## Records shown
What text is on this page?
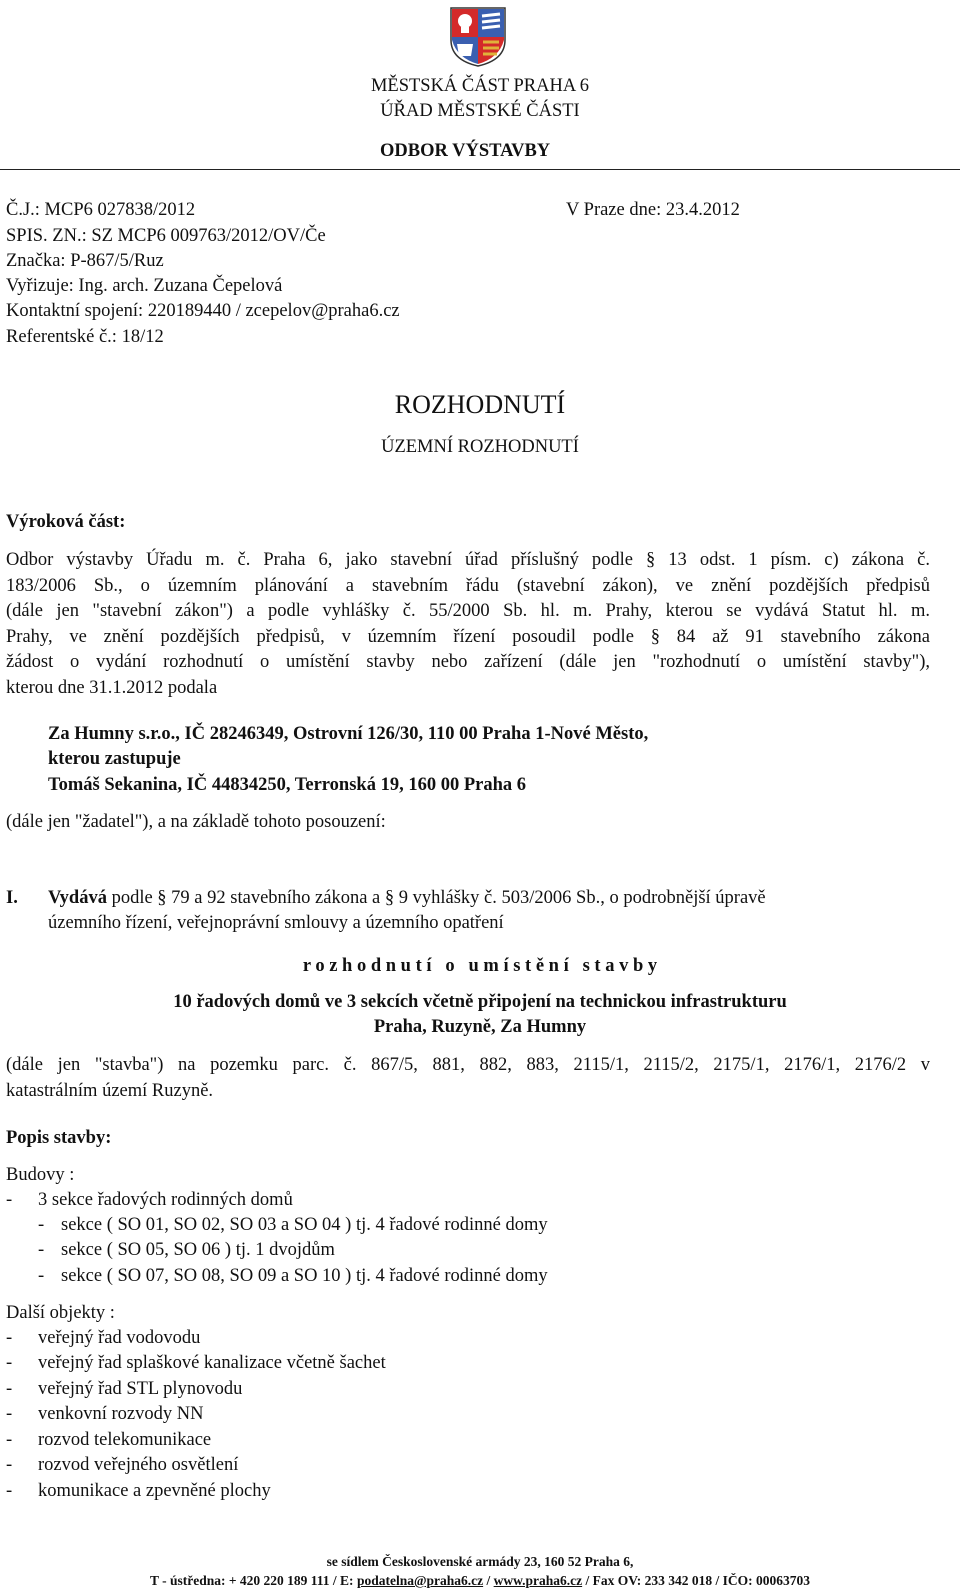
MĚSTSKÁ ČÁST PRAHA 6
ÚŘAD MĚSTSKÉ ČÁSTI
ODBOR VÝSTAVBY
Č.J.: MCP6 027838/2012	V Praze dne: 23.4.2012
SPIS. ZN.: SZ MCP6 009763/2012/OV/Če
Značka: P-867/5/Ruz
Vyřizuje: Ing. arch. Zuzana Čepelová
Kontaktní spojení: 220189440 / zcepelov@praha6.cz
Referentské č.: 18/12
ROZHODNUTÍ
ÚZEMNÍ ROZHODNUTÍ
Výroková část:
Odbor výstavby Úřadu m. č. Praha 6, jako stavební úřad příslušný podle § 13 odst. 1 písm. c) zákona č.
183/2006 Sb., o územním plánování a stavebním řádu (stavební zákon), ve znění pozdějších předpisů
(dále jen "stavební zákon") a podle vyhlášky č. 55/2000 Sb. hl. m. Prahy, kterou se vydává Statut hl. m.
Prahy, ve znění pozdějších předpisů, v územním řízení posoudil podle § 84 až 91 stavebního zákona
žádost o vydání rozhodnutí o umístění stavby nebo zařízení (dále jen "rozhodnutí o umístění stavby"),
kterou dne 31.1.2012 podala
Za Humny s.r.o., IČ 28246349, Ostrovní 126/30, 110 00 Praha 1-Nové Město,
kterou zastupuje
Tomáš Sekanina, IČ 44834250, Terronská 19, 160 00 Praha 6
(dále jen "žadatel"), a na základě tohoto posouzení:
I. Vydává podle § 79 a 92 stavebního zákona a § 9 vyhlášky č. 503/2006 Sb., o podrobnější úpravě
územního řízení, veřejnoprávní smlouvy a územního opatření
r o z h o d n u t í   o   u m í s t ě n í   s t a v b y
10 řadových domů ve 3 sekcích včetně připojení na technickou infrastrukturu
Praha, Ruzyně, Za Humny
(dále jen "stavba") na pozemku parc. č. 867/5, 881, 882, 883, 2115/1, 2115/2, 2175/1, 2176/1, 2176/2 v
katastrálním území Ruzyně.
Popis stavby:
Budovy :
- 3 sekce řadových rodinných domů
- sekce ( SO 01, SO 02, SO 03 a SO 04 ) tj. 4 řadové rodinné domy
- sekce ( SO 05, SO 06 ) tj. 1 dvojdům
- sekce ( SO 07, SO 08, SO 09 a SO 10 ) tj. 4 řadové rodinné domy
Další objekty :
- veřejný řad vodovodu
- veřejný řad splaškové kanalizace včetně šachet
- veřejný řad STL plynovodu
- venkovní rozvody NN
- rozvod telekomunikace
- rozvod veřejného osvětlení
- komunikace a zpevněné plochy
se sídlem Československé armády 23, 160 52 Praha 6,
T - ústředna: + 420 220 189 111 / E: podatelna@praha6.cz / www.praha6.cz / Fax OV: 233 342 018 / IČO: 00063703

## Your instructions
An exact transcription of all the entries is required, without the pictures.

## Written response
What text is on this page?
MĚSTSKÁ ČÁST PRAHA 6
ÚŘAD MĚSTSKÉ ČÁSTI
ODBOR VÝSTAVBY
Č.J.: MCP6 027838/2012	V Praze dne: 23.4.2012
SPIS. ZN.: SZ MCP6 009763/2012/OV/Če
Značka: P-867/5/Ruz
Vyřizuje: Ing. arch. Zuzana Čepelová
Kontaktní spojení: 220189440 / zcepelov@praha6.cz
Referentské č.: 18/12
ROZHODNUTÍ
ÚZEMNÍ ROZHODNUTÍ
Výroková část:
Odbor výstavby Úřadu m. č. Praha 6, jako stavební úřad příslušný podle § 13 odst. 1 písm. c) zákona č.
183/2006 Sb., o územním plánování a stavebním řádu (stavební zákon), ve znění pozdějších předpisů
(dále jen "stavební zákon") a podle vyhlášky č. 55/2000 Sb. hl. m. Prahy, kterou se vydává Statut hl. m.
Prahy, ve znění pozdějších předpisů, v územním řízení posoudil podle § 84 až 91 stavebního zákona
žádost o vydání rozhodnutí o umístění stavby nebo zařízení (dále jen "rozhodnutí o umístění stavby"),
kterou dne 31.1.2012 podala
Za Humny s.r.o., IČ 28246349, Ostrovní 126/30, 110 00 Praha 1-Nové Město,
kterou zastupuje
Tomáš Sekanina, IČ 44834250, Terronská 19, 160 00 Praha 6
(dále jen "žadatel"), a na základě tohoto posouzení:
I. Vydává podle § 79 a 92 stavebního zákona a § 9 vyhlášky č. 503/2006 Sb., o podrobnější úpravě
územního řízení, veřejnoprávní smlouvy a územního opatření
r o z h o d n u t í   o   u m í s t ě n í   s t a v b y
10 řadových domů ve 3 sekcích včetně připojení na technickou infrastrukturu
Praha, Ruzyně, Za Humny
(dále jen "stavba") na pozemku parc. č. 867/5, 881, 882, 883, 2115/1, 2115/2, 2175/1, 2176/1, 2176/2 v
katastrálním území Ruzyně.
Popis stavby:
Budovy :
- 3 sekce řadových rodinných domů
- sekce ( SO 01, SO 02, SO 03 a SO 04 ) tj. 4 řadové rodinné domy
- sekce ( SO 05, SO 06 ) tj. 1 dvojdům
- sekce ( SO 07, SO 08, SO 09 a SO 10 ) tj. 4 řadové rodinné domy
Další objekty :
- veřejný řad vodovodu
- veřejný řad splaškové kanalizace včetně šachet
- veřejný řad STL plynovodu
- venkovní rozvody NN
- rozvod telekomunikace
- rozvod veřejného osvětlení
- komunikace a zpevněné plochy
se sídlem Československé armády 23, 160 52 Praha 6,
T - ústředna: + 420 220 189 111 / E: podatelna@praha6.cz / www.praha6.cz / Fax OV: 233 342 018 / IČO: 00063703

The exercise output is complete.